Data records:
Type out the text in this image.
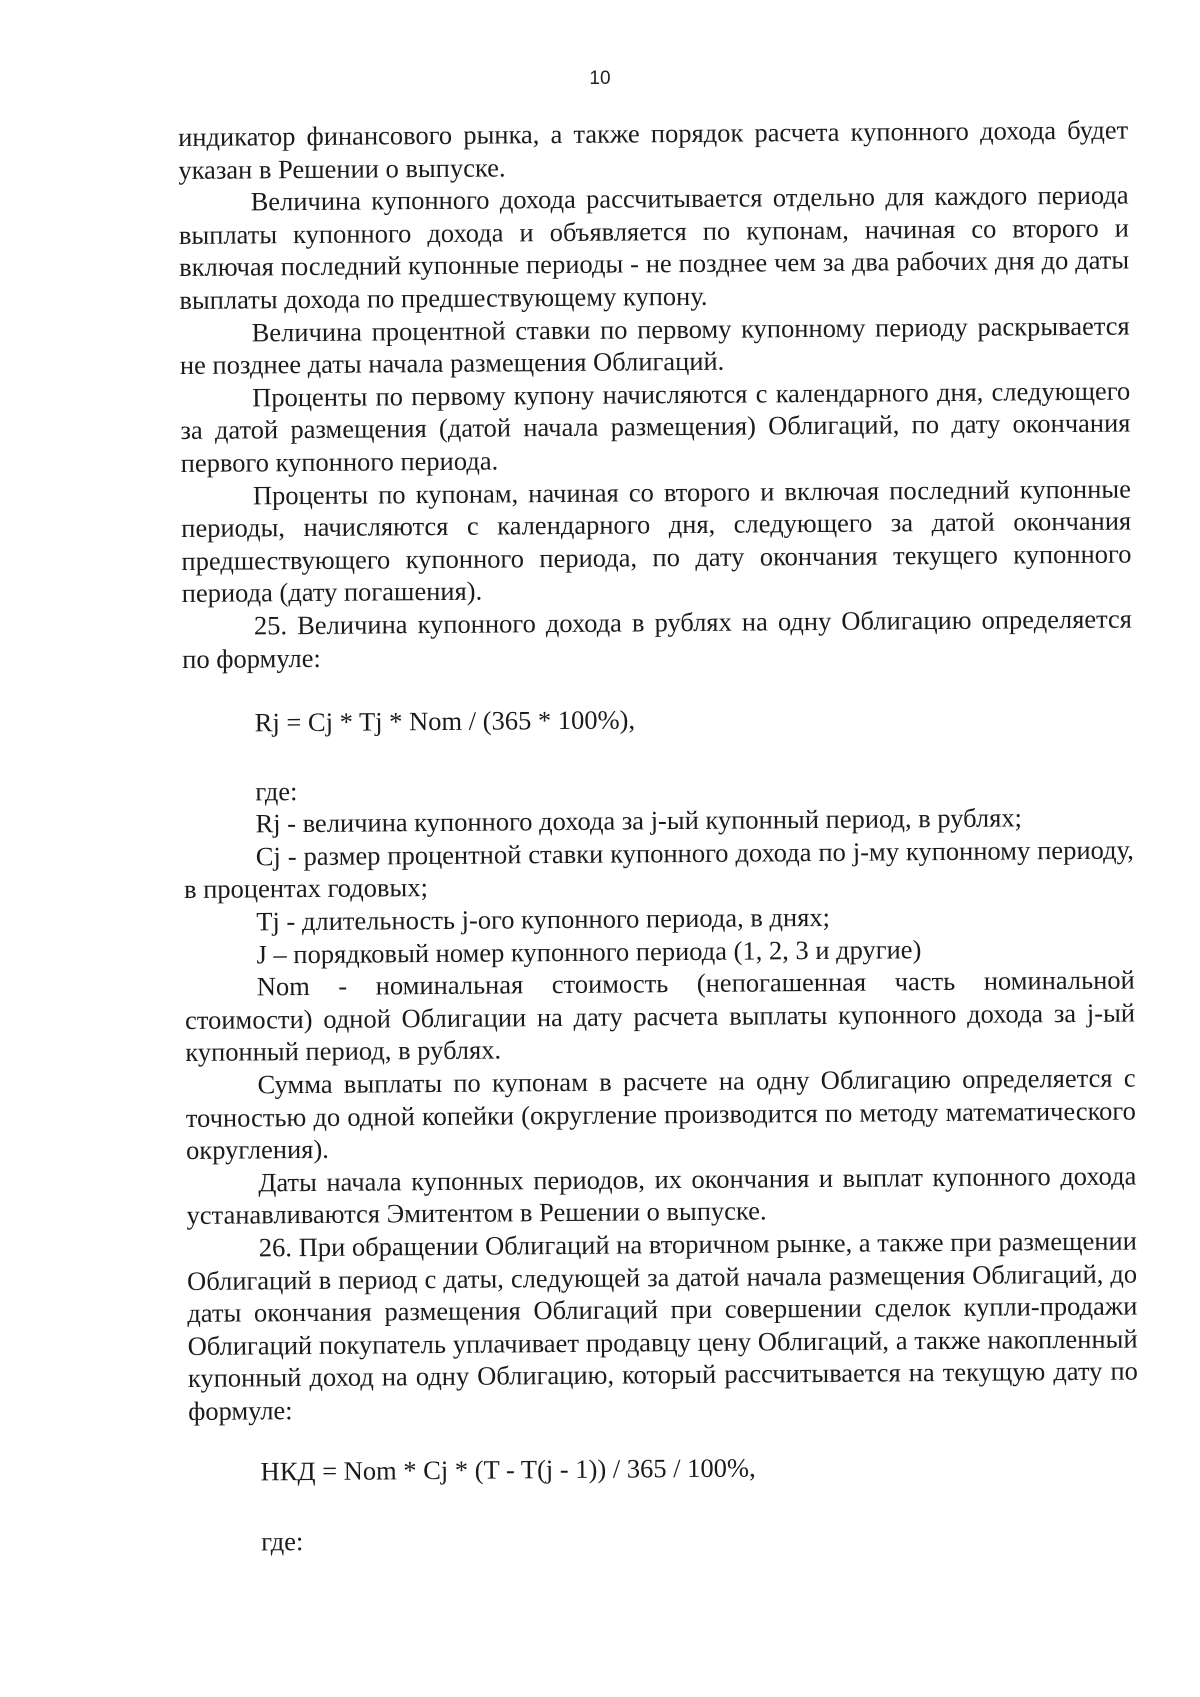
10

индикатор финансового рынка, а также порядок расчета купонного дохода будет указан в Решении о выпуске.

Величина купонного дохода рассчитывается отдельно для каждого периода выплаты купонного дохода и объявляется по купонам, начиная со второго и включая последний купонные периоды - не позднее чем за два рабочих дня до даты выплаты дохода по предшествующему купону.

Величина процентной ставки по первому купонному периоду раскрывается не позднее даты начала размещения Облигаций.

Проценты по первому купону начисляются с календарного дня, следующего за датой размещения (датой начала размещения) Облигаций, по дату окончания первого купонного периода.

Проценты по купонам, начиная со второго и включая последний купонные периоды, начисляются с календарного дня, следующего за датой окончания предшествующего купонного периода, по дату окончания текущего купонного периода (дату погашения).

25. Величина купонного дохода в рублях на одну Облигацию определяется по формуле:

Rj = Cj * Tj * Nom / (365 * 100%),

где:

Rj - величина купонного дохода за j-ый купонный период, в рублях;

Cj - размер процентной ставки купонного дохода по j-му купонному периоду, в процентах годовых;

Tj - длительность j-ого купонного периода, в днях;

J – порядковый номер купонного периода (1, 2, 3 и другие)

Nom - номинальная стоимость (непогашенная часть номинальной стоимости) одной Облигации на дату расчета выплаты купонного дохода за j-ый купонный период, в рублях.

Сумма выплаты по купонам в расчете на одну Облигацию определяется с точностью до одной копейки (округление производится по методу математического округления).

Даты начала купонных периодов, их окончания и выплат купонного дохода устанавливаются Эмитентом в Решении о выпуске.

26. При обращении Облигаций на вторичном рынке, а также при размещении Облигаций в период с даты, следующей за датой начала размещения Облигаций, до даты окончания размещения Облигаций при совершении сделок купли-продажи Облигаций покупатель уплачивает продавцу цену Облигаций, а также накопленный купонный доход на одну Облигацию, который рассчитывается на текущую дату по формуле:

НКД = Nom * Cj * (T - T(j - 1)) / 365 / 100%,

где:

Request:
Write out every record above exactly as it stands, but leave out the pictures.

Answer:
Type out the text in this image.
10

индикатор финансового рынка, а также порядок расчета купонного дохода будет указан в Решении о выпуске.

Величина купонного дохода рассчитывается отдельно для каждого периода выплаты купонного дохода и объявляется по купонам, начиная со второго и включая последний купонные периоды - не позднее чем за два рабочих дня до даты выплаты дохода по предшествующему купону.

Величина процентной ставки по первому купонному периоду раскрывается не позднее даты начала размещения Облигаций.

Проценты по первому купону начисляются с календарного дня, следующего за датой размещения (датой начала размещения) Облигаций, по дату окончания первого купонного периода.

Проценты по купонам, начиная со второго и включая последний купонные периоды, начисляются с календарного дня, следующего за датой окончания предшествующего купонного периода, по дату окончания текущего купонного периода (дату погашения).

25. Величина купонного дохода в рублях на одну Облигацию определяется по формуле:

Rj = Cj * Tj * Nom / (365 * 100%),

где:

Rj - величина купонного дохода за j-ый купонный период, в рублях;

Cj - размер процентной ставки купонного дохода по j-му купонному периоду, в процентах годовых;

Tj - длительность j-ого купонного периода, в днях;

J – порядковый номер купонного периода (1, 2, 3 и другие)

Nom - номинальная стоимость (непогашенная часть номинальной стоимости) одной Облигации на дату расчета выплаты купонного дохода за j-ый купонный период, в рублях.

Сумма выплаты по купонам в расчете на одну Облигацию определяется с точностью до одной копейки (округление производится по методу математического округления).

Даты начала купонных периодов, их окончания и выплат купонного дохода устанавливаются Эмитентом в Решении о выпуске.

26. При обращении Облигаций на вторичном рынке, а также при размещении Облигаций в период с даты, следующей за датой начала размещения Облигаций, до даты окончания размещения Облигаций при совершении сделок купли-продажи Облигаций покупатель уплачивает продавцу цену Облигаций, а также накопленный купонный доход на одну Облигацию, который рассчитывается на текущую дату по формуле:

НКД = Nom * Cj * (T - T(j - 1)) / 365 / 100%,

где:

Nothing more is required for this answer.